_REQUIRED TASK_. Repeat the listing word for word. No pictures belong in the copy.

_TASK MATERIAL_.
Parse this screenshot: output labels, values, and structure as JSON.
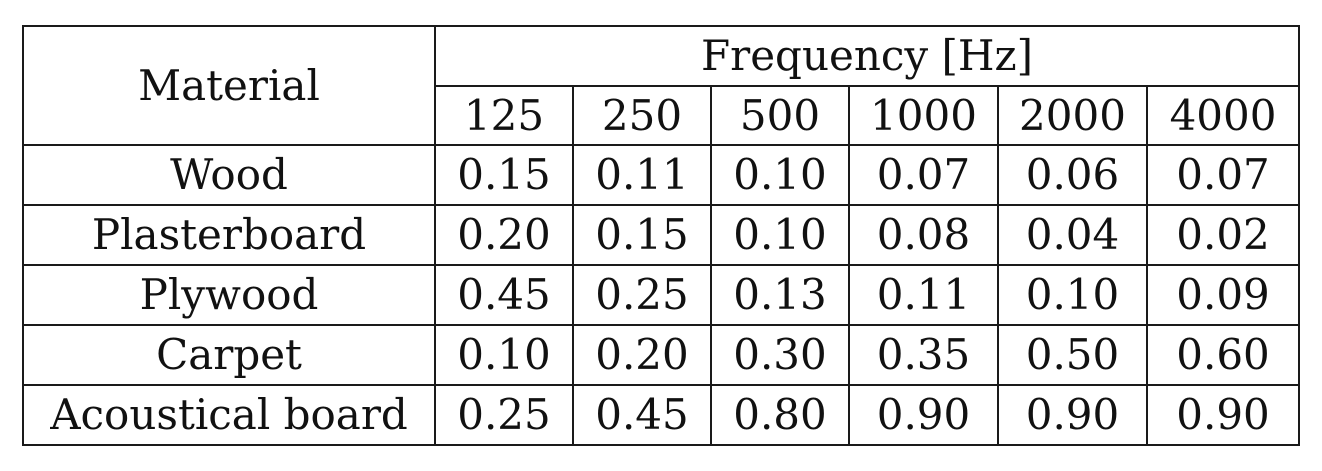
{
  "table": {
    "header": {
      "material_label": "Material",
      "group_label": "Frequency [Hz]",
      "frequencies": [
        "125",
        "250",
        "500",
        "1000",
        "2000",
        "4000"
      ]
    },
    "rows": [
      {
        "material": "Wood",
        "values": [
          "0.15",
          "0.11",
          "0.10",
          "0.07",
          "0.06",
          "0.07"
        ]
      },
      {
        "material": "Plasterboard",
        "values": [
          "0.20",
          "0.15",
          "0.10",
          "0.08",
          "0.04",
          "0.02"
        ]
      },
      {
        "material": "Plywood",
        "values": [
          "0.45",
          "0.25",
          "0.13",
          "0.11",
          "0.10",
          "0.09"
        ]
      },
      {
        "material": "Carpet",
        "values": [
          "0.10",
          "0.20",
          "0.30",
          "0.35",
          "0.50",
          "0.60"
        ]
      },
      {
        "material": "Acoustical board",
        "values": [
          "0.25",
          "0.45",
          "0.80",
          "0.90",
          "0.90",
          "0.90"
        ]
      }
    ]
  }
}
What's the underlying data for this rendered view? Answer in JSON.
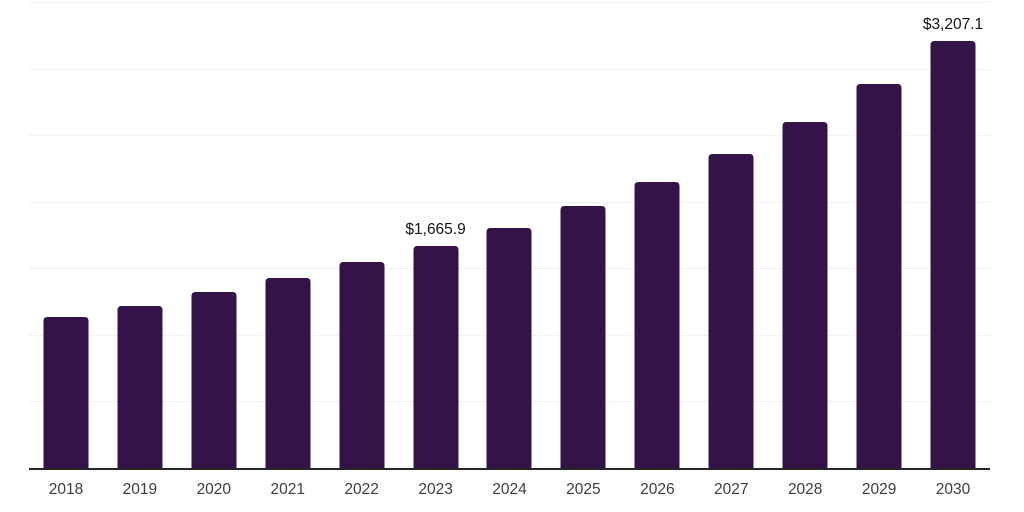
{
  "chart_data": {
    "type": "bar",
    "title": "",
    "xlabel": "",
    "ylabel": "",
    "categories": [
      "2018",
      "2019",
      "2020",
      "2021",
      "2022",
      "2023",
      "2024",
      "2025",
      "2026",
      "2027",
      "2028",
      "2029",
      "2030"
    ],
    "values": [
      1135,
      1217,
      1322,
      1427,
      1546,
      1665.9,
      1806,
      1965,
      2152,
      2362,
      2601,
      2886,
      3207.1
    ],
    "value_labels": [
      "",
      "",
      "",
      "",
      "",
      "$1,665.9",
      "",
      "",
      "",
      "",
      "",
      "",
      "$3,207.1"
    ],
    "ylim": [
      0,
      3516
    ],
    "gridline_values": [
      500,
      1000,
      1500,
      2000,
      2500,
      3000,
      3500
    ],
    "grid": "horizontal",
    "legend_position": "none",
    "colors": {
      "bar": "#341349",
      "gridline": "#f0f0f0",
      "axis_line": "#262626",
      "tick_label": "#3d3d3d",
      "value_label": "#141414",
      "background": "#ffffff"
    }
  }
}
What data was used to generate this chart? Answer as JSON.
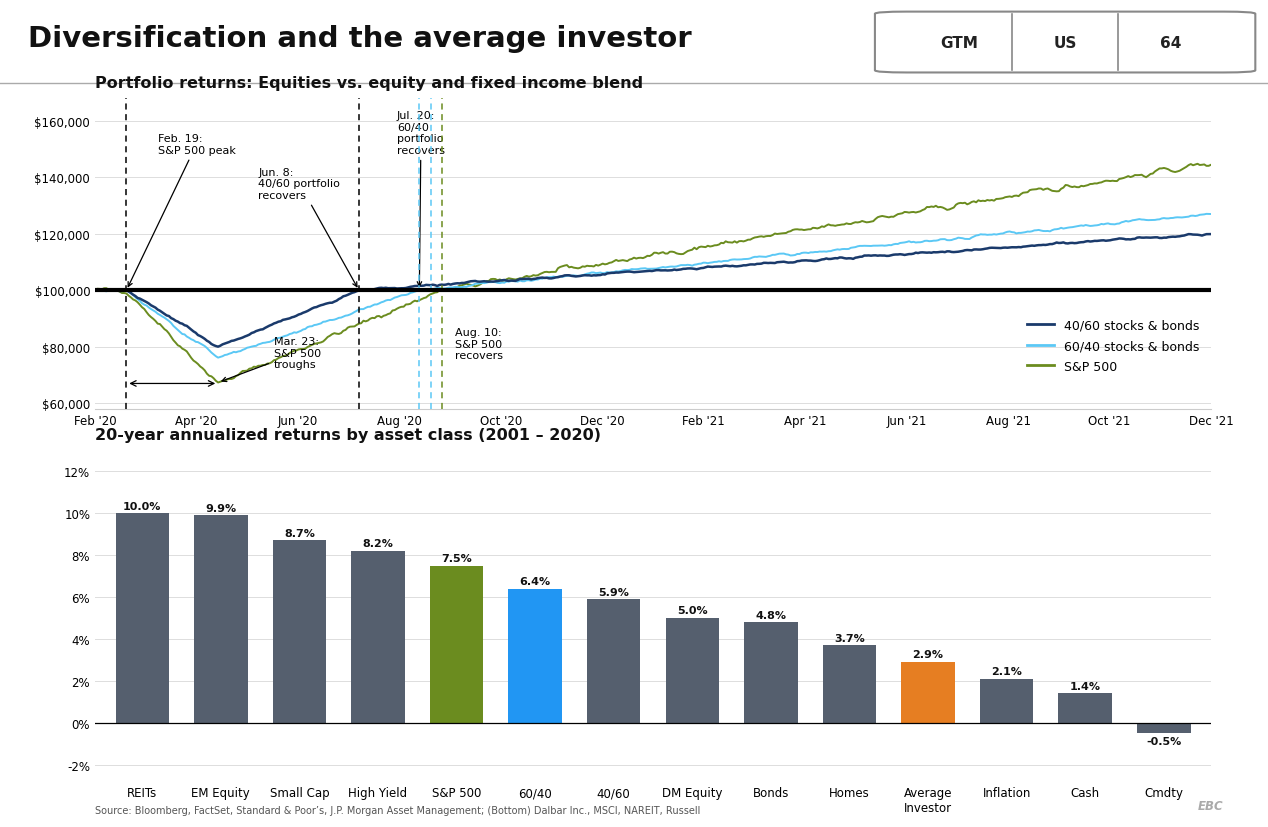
{
  "title": "Diversification and the average investor",
  "gtm_label": "GTM",
  "us_label": "US",
  "page_num": "64",
  "top_chart_title": "Portfolio returns: Equities vs. equity and fixed income blend",
  "bottom_chart_title": "20-year annualized returns by asset class (2001 – 2020)",
  "source_text": "Source: Bloomberg, FactSet, Standard & Poor’s, J.P. Morgan Asset Management; (Bottom) Dalbar Inc., MSCI, NAREIT, Russell",
  "line_chart": {
    "x_tick_labels": [
      "Feb '20",
      "Apr '20",
      "Jun '20",
      "Aug '20",
      "Oct '20",
      "Dec '20",
      "Feb '21",
      "Apr '21",
      "Jun '21",
      "Aug '21",
      "Oct '21",
      "Dec '21"
    ],
    "y_ticks": [
      60000,
      80000,
      100000,
      120000,
      140000,
      160000
    ],
    "color_4060": "#1a3a6b",
    "color_6040": "#5bc8f5",
    "color_sp500": "#6b8c1f",
    "legend": [
      "40/60 stocks & bonds",
      "60/40 stocks & bonds",
      "S&P 500"
    ]
  },
  "bar_chart": {
    "categories": [
      "REITs",
      "EM Equity",
      "Small Cap",
      "High Yield",
      "S&P 500",
      "60/40",
      "40/60",
      "DM Equity",
      "Bonds",
      "Homes",
      "Average\nInvestor",
      "Inflation",
      "Cash",
      "Cmdty"
    ],
    "values": [
      10.0,
      9.9,
      8.7,
      8.2,
      7.5,
      6.4,
      5.9,
      5.0,
      4.8,
      3.7,
      2.9,
      2.1,
      1.4,
      -0.5
    ],
    "colors": [
      "#555f6e",
      "#555f6e",
      "#555f6e",
      "#555f6e",
      "#6b8c1f",
      "#2196F3",
      "#555f6e",
      "#555f6e",
      "#555f6e",
      "#555f6e",
      "#E67E22",
      "#555f6e",
      "#555f6e",
      "#555f6e"
    ],
    "y_ticks": [
      -2,
      0,
      2,
      4,
      6,
      8,
      10,
      12
    ],
    "y_labels": [
      "-2%",
      "0%",
      "2%",
      "4%",
      "6%",
      "8%",
      "10%",
      "12%"
    ],
    "value_labels": [
      "10.0%",
      "9.9%",
      "8.7%",
      "8.2%",
      "7.5%",
      "6.4%",
      "5.9%",
      "5.0%",
      "4.8%",
      "3.7%",
      "2.9%",
      "2.1%",
      "1.4%",
      "-0.5%"
    ]
  },
  "background_color": "#ffffff"
}
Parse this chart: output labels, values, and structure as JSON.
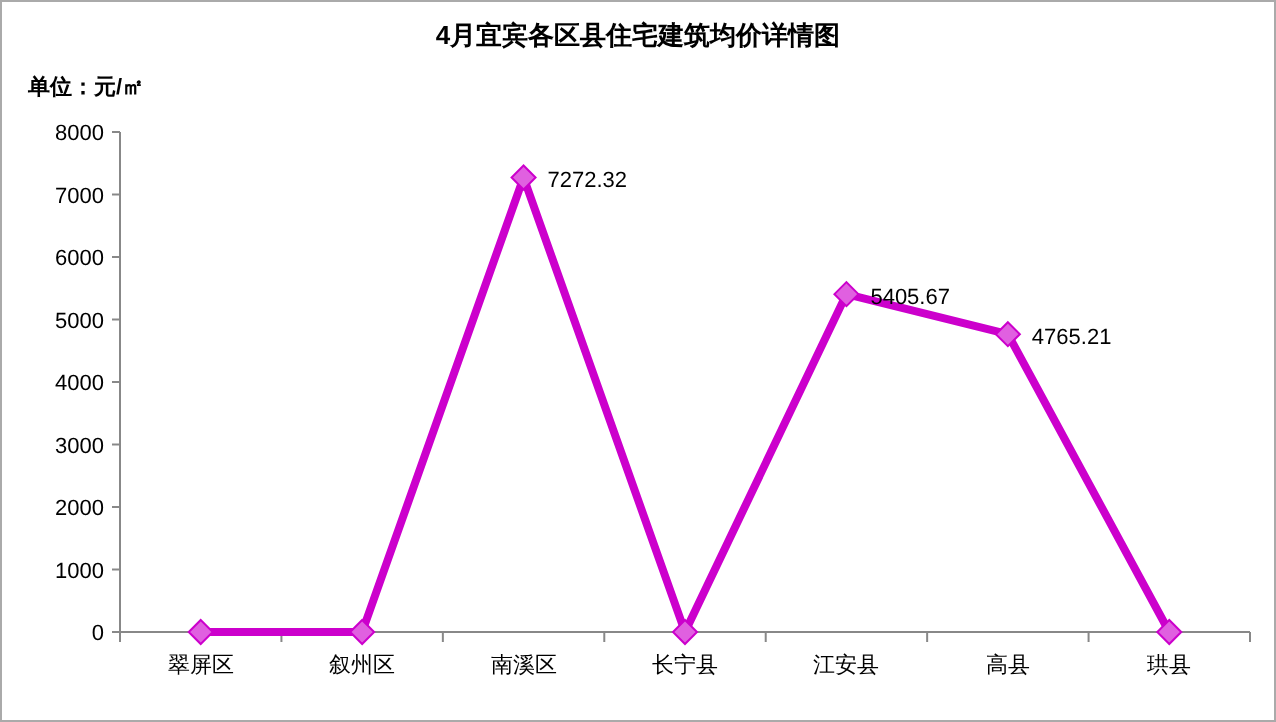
{
  "chart_data": {
    "type": "line",
    "title": "4月宜宾各区县住宅建筑均价详情图",
    "ylabel": "单位：元/㎡",
    "categories": [
      "翠屏区",
      "叙州区",
      "南溪区",
      "长宁县",
      "江安县",
      "高县",
      "珙县"
    ],
    "series": [
      {
        "color": "#cc00cc",
        "values": [
          0,
          0,
          7272.32,
          0,
          5405.67,
          4765.21,
          0
        ],
        "value_labels": [
          null,
          null,
          "7272.32",
          null,
          "5405.67",
          "4765.21",
          null
        ]
      }
    ],
    "ylim": [
      0,
      8000
    ],
    "yticks": [
      0,
      1000,
      2000,
      3000,
      4000,
      5000,
      6000,
      7000,
      8000
    ],
    "marker": "diamond",
    "line_style": "solid",
    "grid": false
  }
}
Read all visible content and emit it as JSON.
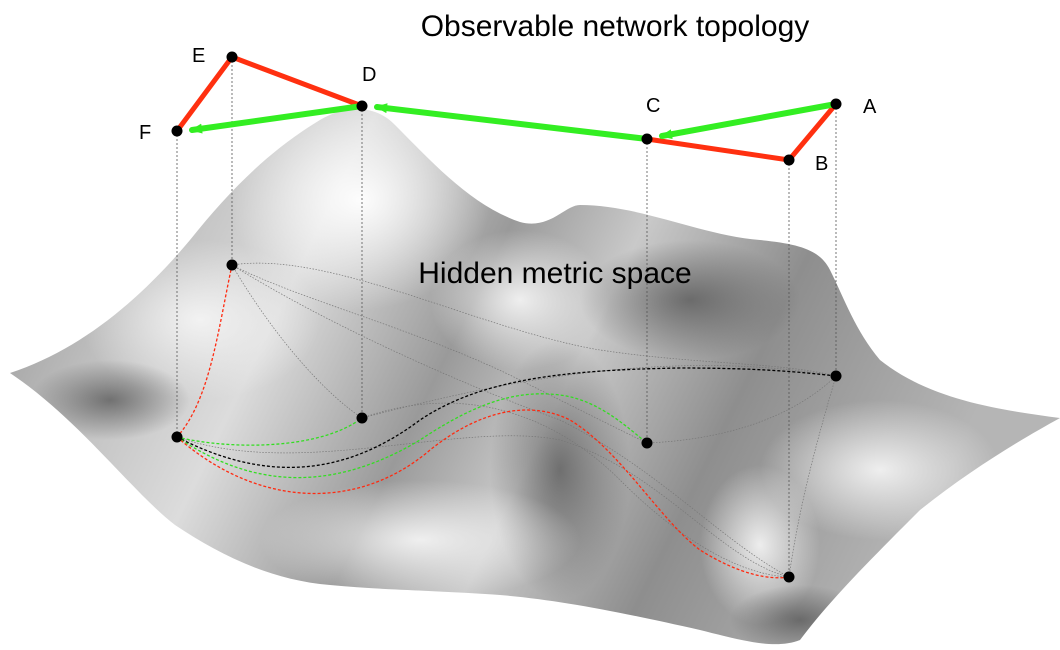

_TASK ANSWER_.
Parse this screenshot: output labels, values, and structure as JSON.
{
  "table": {
    "header": {
      "material_label": "Material",
      "group_label": "Frequency [Hz]",
      "frequencies": [
        "125",
        "250",
        "500",
        "1000",
        "2000",
        "4000"
      ]
    },
    "rows": [
      {
        "material": "Wood",
        "values": [
          "0.15",
          "0.11",
          "0.10",
          "0.07",
          "0.06",
          "0.07"
        ]
      },
      {
        "material": "Plasterboard",
        "values": [
          "0.20",
          "0.15",
          "0.10",
          "0.08",
          "0.04",
          "0.02"
        ]
      },
      {
        "material": "Plywood",
        "values": [
          "0.45",
          "0.25",
          "0.13",
          "0.11",
          "0.10",
          "0.09"
        ]
      },
      {
        "material": "Carpet",
        "values": [
          "0.10",
          "0.20",
          "0.30",
          "0.35",
          "0.50",
          "0.60"
        ]
      },
      {
        "material": "Acoustical board",
        "values": [
          "0.25",
          "0.45",
          "0.80",
          "0.90",
          "0.90",
          "0.90"
        ]
      }
    ]
  }
}
What's the underlying data for this rendered view? Answer in JSON.
{
  "chart_data": {
    "type": "bar",
    "title": "",
    "xlabel": "",
    "ylabel": "",
    "categories": [
      "2018",
      "2019",
      "2020",
      "2021",
      "2022",
      "2023",
      "2024",
      "2025",
      "2026",
      "2027",
      "2028",
      "2029",
      "2030"
    ],
    "values": [
      1135,
      1217,
      1322,
      1427,
      1546,
      1665.9,
      1806,
      1965,
      2152,
      2362,
      2601,
      2886,
      3207.1
    ],
    "value_labels": [
      "",
      "",
      "",
      "",
      "",
      "$1,665.9",
      "",
      "",
      "",
      "",
      "",
      "",
      "$3,207.1"
    ],
    "ylim": [
      0,
      3516
    ],
    "gridline_values": [
      500,
      1000,
      1500,
      2000,
      2500,
      3000,
      3500
    ],
    "grid": "horizontal",
    "legend_position": "none",
    "colors": {
      "bar": "#341349",
      "gridline": "#f0f0f0",
      "axis_line": "#262626",
      "tick_label": "#3d3d3d",
      "value_label": "#141414",
      "background": "#ffffff"
    }
  }
}
What data was used to generate this chart? Answer as JSON.
{
  "title": "Diversification and the average investor",
  "gtm_label": "GTM",
  "us_label": "US",
  "page_num": "64",
  "top_chart_title": "Portfolio returns: Equities vs. equity and fixed income blend",
  "bottom_chart_title": "20-year annualized returns by asset class (2001 – 2020)",
  "source_text": "Source: Bloomberg, FactSet, Standard & Poor’s, J.P. Morgan Asset Management; (Bottom) Dalbar Inc., MSCI, NAREIT, Russell",
  "line_chart": {
    "x_tick_labels": [
      "Feb '20",
      "Apr '20",
      "Jun '20",
      "Aug '20",
      "Oct '20",
      "Dec '20",
      "Feb '21",
      "Apr '21",
      "Jun '21",
      "Aug '21",
      "Oct '21",
      "Dec '21"
    ],
    "y_ticks": [
      60000,
      80000,
      100000,
      120000,
      140000,
      160000
    ],
    "color_4060": "#1a3a6b",
    "color_6040": "#5bc8f5",
    "color_sp500": "#6b8c1f",
    "legend": [
      "40/60 stocks & bonds",
      "60/40 stocks & bonds",
      "S&P 500"
    ]
  },
  "bar_chart": {
    "categories": [
      "REITs",
      "EM Equity",
      "Small Cap",
      "High Yield",
      "S&P 500",
      "60/40",
      "40/60",
      "DM Equity",
      "Bonds",
      "Homes",
      "Average\nInvestor",
      "Inflation",
      "Cash",
      "Cmdty"
    ],
    "values": [
      10.0,
      9.9,
      8.7,
      8.2,
      7.5,
      6.4,
      5.9,
      5.0,
      4.8,
      3.7,
      2.9,
      2.1,
      1.4,
      -0.5
    ],
    "colors": [
      "#555f6e",
      "#555f6e",
      "#555f6e",
      "#555f6e",
      "#6b8c1f",
      "#2196F3",
      "#555f6e",
      "#555f6e",
      "#555f6e",
      "#555f6e",
      "#E67E22",
      "#555f6e",
      "#555f6e",
      "#555f6e"
    ],
    "y_ticks": [
      -2,
      0,
      2,
      4,
      6,
      8,
      10,
      12
    ],
    "y_labels": [
      "-2%",
      "0%",
      "2%",
      "4%",
      "6%",
      "8%",
      "10%",
      "12%"
    ],
    "value_labels": [
      "10.0%",
      "9.9%",
      "8.7%",
      "8.2%",
      "7.5%",
      "6.4%",
      "5.9%",
      "5.0%",
      "4.8%",
      "3.7%",
      "2.9%",
      "2.1%",
      "1.4%",
      "-0.5%"
    ]
  },
  "background_color": "#ffffff"
}
Parse this chart: output labels, values, and structure as JSON.
{
  "chart_data": {
    "type": "line",
    "title": "4月宜宾各区县住宅建筑均价详情图",
    "ylabel": "单位：元/㎡",
    "categories": [
      "翠屏区",
      "叙州区",
      "南溪区",
      "长宁县",
      "江安县",
      "高县",
      "珙县"
    ],
    "series": [
      {
        "color": "#cc00cc",
        "values": [
          0,
          0,
          7272.32,
          0,
          5405.67,
          4765.21,
          0
        ],
        "value_labels": [
          null,
          null,
          "7272.32",
          null,
          "5405.67",
          "4765.21",
          null
        ]
      }
    ],
    "ylim": [
      0,
      8000
    ],
    "yticks": [
      0,
      1000,
      2000,
      3000,
      4000,
      5000,
      6000,
      7000,
      8000
    ],
    "marker": "diamond",
    "line_style": "solid",
    "grid": false
  }
}
Read all visible content and emit it as JSON.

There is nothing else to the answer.